### Work required
Identify, in the records below, every line where the string "Audio" appears, and copy each such line.
=== Listing ===
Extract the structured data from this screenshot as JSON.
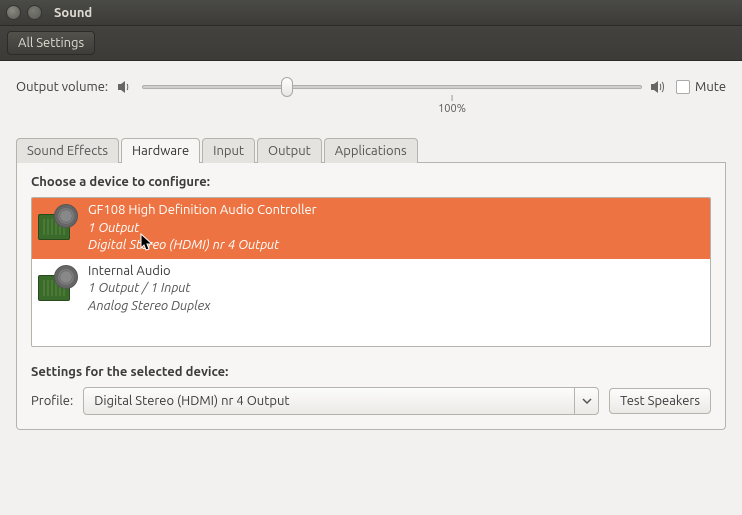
{
  "window": {
    "title": "Sound"
  },
  "toolbar": {
    "all_settings": "All Settings"
  },
  "volume": {
    "label": "Output volume:",
    "mute_label": "Mute",
    "muted": false,
    "thumb_percent": 29,
    "tick_label": "100%",
    "tick_position_percent": 62
  },
  "tabs": [
    {
      "label": "Sound Effects",
      "id": "sound-effects"
    },
    {
      "label": "Hardware",
      "id": "hardware"
    },
    {
      "label": "Input",
      "id": "input"
    },
    {
      "label": "Output",
      "id": "output"
    },
    {
      "label": "Applications",
      "id": "applications"
    }
  ],
  "active_tab": "hardware",
  "hardware": {
    "choose_label": "Choose a device to configure:",
    "devices": [
      {
        "name": "GF108 High Definition Audio Controller",
        "io": "1 Output",
        "profile": "Digital Stereo (HDMI) nr 4 Output",
        "selected": true
      },
      {
        "name": "Internal Audio",
        "io": "1 Output / 1 Input",
        "profile": "Analog Stereo Duplex",
        "selected": false
      }
    ],
    "settings_label": "Settings for the selected device:",
    "profile_label": "Profile:",
    "profile_value": "Digital Stereo (HDMI) nr 4 Output",
    "test_speakers": "Test Speakers"
  }
}
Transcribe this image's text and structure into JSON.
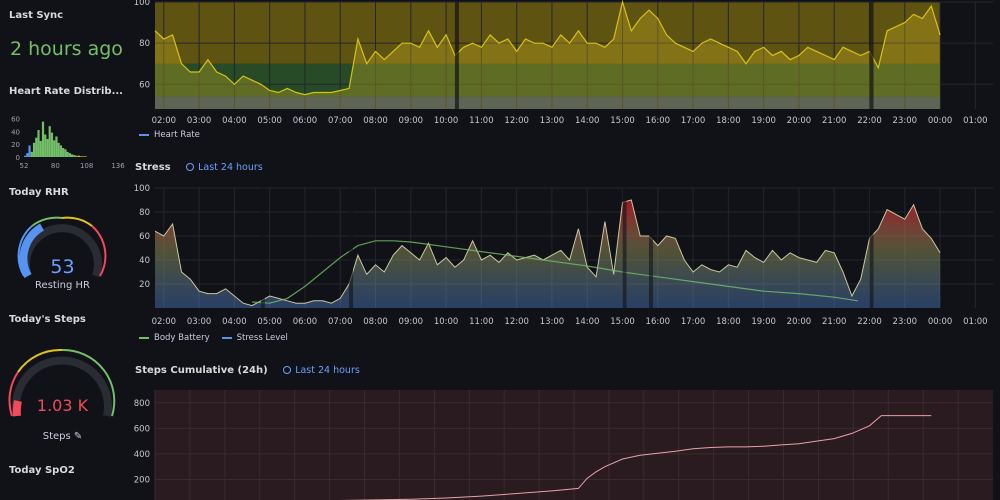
{
  "sidebar": {
    "last_sync_title": "Last Sync",
    "last_sync_value": "2 hours ago",
    "hr_dist_title": "Heart Rate Distrib...",
    "hr_dist_ticks_y": [
      "60",
      "40",
      "20",
      "0"
    ],
    "hr_dist_ticks_x": [
      "52",
      "80",
      "108",
      "136"
    ],
    "rhr_title": "Today RHR",
    "rhr_value": "53",
    "rhr_label": "Resting HR",
    "steps_title": "Today's Steps",
    "steps_value": "1.03 K",
    "steps_label": "Steps ✎",
    "spo2_title": "Today SpO2"
  },
  "colors": {
    "green": "#73bf69",
    "yellow": "#e0c414",
    "red": "#f2495c",
    "blue": "#5794f2",
    "accent_link": "#6e9fff"
  },
  "hr_panel": {
    "legend": [
      "Heart Rate"
    ],
    "time_ticks": [
      "02:00",
      "03:00",
      "04:00",
      "05:00",
      "06:00",
      "07:00",
      "08:00",
      "09:00",
      "10:00",
      "11:00",
      "12:00",
      "13:00",
      "14:00",
      "15:00",
      "16:00",
      "17:00",
      "18:00",
      "19:00",
      "20:00",
      "21:00",
      "22:00",
      "23:00",
      "00:00",
      "01:00"
    ],
    "y_ticks": [
      "100",
      "80",
      "60"
    ]
  },
  "stress_panel": {
    "title": "Stress",
    "time_range": "Last 24 hours",
    "legend": [
      "Body Battery",
      "Stress Level"
    ],
    "time_ticks": [
      "02:00",
      "03:00",
      "04:00",
      "05:00",
      "06:00",
      "07:00",
      "08:00",
      "09:00",
      "10:00",
      "11:00",
      "12:00",
      "13:00",
      "14:00",
      "15:00",
      "16:00",
      "17:00",
      "18:00",
      "19:00",
      "20:00",
      "21:00",
      "22:00",
      "23:00",
      "00:00",
      "01:00"
    ],
    "y_ticks": [
      "100",
      "80",
      "60",
      "40",
      "20"
    ]
  },
  "steps_panel": {
    "title": "Steps Cumulative (24h)",
    "time_range": "Last 24 hours",
    "y_ticks": [
      "800",
      "600",
      "400",
      "200"
    ]
  },
  "chart_data": [
    {
      "type": "bar",
      "title": "Heart Rate Distrib...",
      "categories": [
        52,
        54,
        56,
        58,
        60,
        62,
        64,
        66,
        68,
        70,
        72,
        74,
        76,
        78,
        80,
        82,
        84,
        86,
        88,
        90,
        92,
        94,
        96,
        98,
        100,
        102,
        104,
        106,
        108
      ],
      "values": [
        2,
        6,
        18,
        8,
        22,
        30,
        42,
        25,
        55,
        35,
        28,
        48,
        38,
        26,
        32,
        22,
        18,
        14,
        12,
        8,
        6,
        4,
        3,
        2,
        2,
        1,
        1,
        1,
        0
      ],
      "ylim": [
        0,
        70
      ],
      "xlim": [
        52,
        136
      ]
    },
    {
      "type": "line",
      "title": "",
      "ylabel": "",
      "x_range": [
        "01:45",
        "01:30"
      ],
      "ylim": [
        48,
        100
      ],
      "series": [
        {
          "name": "Heart Rate",
          "x": [
            "01:45",
            "02:00",
            "02:15",
            "02:30",
            "02:45",
            "03:00",
            "03:15",
            "03:30",
            "03:45",
            "04:00",
            "04:15",
            "04:30",
            "04:45",
            "05:00",
            "05:15",
            "05:30",
            "05:45",
            "06:00",
            "06:15",
            "06:30",
            "06:45",
            "07:00",
            "07:15",
            "07:30",
            "07:45",
            "08:00",
            "08:15",
            "08:30",
            "08:45",
            "09:00",
            "09:15",
            "09:30",
            "09:45",
            "10:00",
            "10:15",
            "10:30",
            "10:45",
            "11:00",
            "11:15",
            "11:30",
            "11:45",
            "12:00",
            "12:15",
            "12:30",
            "12:45",
            "13:00",
            "13:15",
            "13:30",
            "13:45",
            "14:00",
            "14:15",
            "14:30",
            "14:45",
            "15:00",
            "15:15",
            "15:30",
            "15:45",
            "16:00",
            "16:15",
            "16:30",
            "16:45",
            "17:00",
            "17:15",
            "17:30",
            "17:45",
            "18:00",
            "18:15",
            "18:30",
            "18:45",
            "19:00",
            "19:15",
            "19:30",
            "19:45",
            "20:00",
            "20:15",
            "20:30",
            "20:45",
            "21:00",
            "21:15",
            "21:30",
            "21:45",
            "22:00",
            "22:15",
            "22:30",
            "22:45",
            "23:00",
            "23:15",
            "23:30",
            "23:45",
            "00:00"
          ],
          "values": [
            86,
            82,
            84,
            70,
            66,
            66,
            72,
            66,
            64,
            60,
            64,
            62,
            60,
            57,
            56,
            58,
            56,
            55,
            56,
            56,
            56,
            57,
            58,
            82,
            70,
            76,
            72,
            76,
            80,
            80,
            78,
            86,
            78,
            84,
            74,
            78,
            80,
            78,
            84,
            80,
            82,
            76,
            82,
            80,
            80,
            78,
            84,
            80,
            86,
            80,
            80,
            78,
            82,
            100,
            86,
            92,
            96,
            92,
            84,
            80,
            78,
            76,
            80,
            82,
            80,
            78,
            76,
            70,
            76,
            78,
            74,
            76,
            72,
            74,
            78,
            76,
            74,
            72,
            78,
            76,
            74,
            76,
            68,
            86,
            88,
            90,
            94,
            92,
            98,
            84
          ]
        }
      ]
    },
    {
      "type": "line",
      "title": "Stress",
      "x_range": [
        "01:45",
        "01:30"
      ],
      "ylim": [
        0,
        100
      ],
      "series": [
        {
          "name": "Stress Level",
          "x": [
            "01:45",
            "02:00",
            "02:15",
            "02:30",
            "02:45",
            "03:00",
            "03:15",
            "03:30",
            "03:45",
            "04:00",
            "04:15",
            "04:30",
            "04:45",
            "05:00",
            "05:15",
            "05:30",
            "05:45",
            "06:00",
            "06:15",
            "06:30",
            "06:45",
            "07:00",
            "07:15",
            "07:30",
            "07:45",
            "08:00",
            "08:15",
            "08:30",
            "08:45",
            "09:00",
            "09:15",
            "09:30",
            "09:45",
            "10:00",
            "10:15",
            "10:30",
            "10:45",
            "11:00",
            "11:15",
            "11:30",
            "11:45",
            "12:00",
            "12:15",
            "12:30",
            "12:45",
            "13:00",
            "13:15",
            "13:30",
            "13:45",
            "14:00",
            "14:15",
            "14:30",
            "14:45",
            "15:00",
            "15:15",
            "15:30",
            "15:45",
            "16:00",
            "16:15",
            "16:30",
            "16:45",
            "17:00",
            "17:15",
            "17:30",
            "17:45",
            "18:00",
            "18:15",
            "18:30",
            "18:45",
            "19:00",
            "19:15",
            "19:30",
            "19:45",
            "20:00",
            "20:15",
            "20:30",
            "20:45",
            "21:00",
            "21:15",
            "21:30",
            "21:45",
            "22:00",
            "22:15",
            "22:30",
            "22:45",
            "23:00",
            "23:15",
            "23:30",
            "23:45",
            "00:00"
          ],
          "values": [
            64,
            60,
            70,
            30,
            24,
            14,
            12,
            12,
            16,
            10,
            4,
            2,
            6,
            10,
            8,
            6,
            4,
            4,
            6,
            6,
            4,
            8,
            20,
            44,
            28,
            36,
            30,
            44,
            52,
            46,
            40,
            54,
            36,
            42,
            34,
            40,
            56,
            40,
            44,
            38,
            46,
            40,
            42,
            44,
            40,
            44,
            48,
            40,
            66,
            34,
            26,
            72,
            28,
            88,
            90,
            60,
            60,
            52,
            60,
            58,
            40,
            30,
            36,
            32,
            30,
            36,
            34,
            48,
            42,
            38,
            48,
            40,
            46,
            42,
            40,
            38,
            48,
            46,
            30,
            10,
            24,
            58,
            66,
            82,
            78,
            74,
            86,
            66,
            58,
            46
          ]
        },
        {
          "name": "Body Battery",
          "x": [
            "04:30",
            "05:00",
            "05:30",
            "06:00",
            "06:30",
            "07:00",
            "07:30",
            "08:00",
            "08:30",
            "09:00",
            "09:30",
            "10:00",
            "11:00",
            "12:00",
            "13:00",
            "14:00",
            "15:00",
            "16:00",
            "17:00",
            "18:00",
            "19:00",
            "20:00",
            "21:00",
            "21:40"
          ],
          "values": [
            5,
            4,
            8,
            18,
            30,
            42,
            52,
            56,
            56,
            55,
            53,
            51,
            47,
            43,
            39,
            35,
            30,
            26,
            22,
            18,
            14,
            12,
            9,
            6
          ]
        }
      ]
    },
    {
      "type": "line",
      "title": "Steps Cumulative (24h)",
      "x_range": [
        "01:45",
        "01:30"
      ],
      "ylim": [
        0,
        900
      ],
      "series": [
        {
          "name": "",
          "x": [
            "02:00",
            "04:00",
            "06:00",
            "07:00",
            "08:00",
            "09:00",
            "10:00",
            "11:00",
            "12:00",
            "13:00",
            "13:45",
            "14:00",
            "14:15",
            "14:30",
            "15:00",
            "15:30",
            "16:00",
            "16:30",
            "17:00",
            "17:30",
            "18:00",
            "18:30",
            "19:00",
            "19:30",
            "20:00",
            "20:30",
            "21:00",
            "21:30",
            "22:00",
            "22:20",
            "23:00",
            "23:45"
          ],
          "values": [
            30,
            30,
            30,
            35,
            40,
            45,
            55,
            70,
            90,
            110,
            130,
            210,
            260,
            300,
            360,
            390,
            405,
            420,
            440,
            450,
            455,
            455,
            460,
            470,
            480,
            500,
            520,
            560,
            620,
            700,
            700,
            700
          ]
        }
      ]
    }
  ]
}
===
### Task solution
        "name": "GF108 High Definition Audio Controller",
        "name": "Internal Audio",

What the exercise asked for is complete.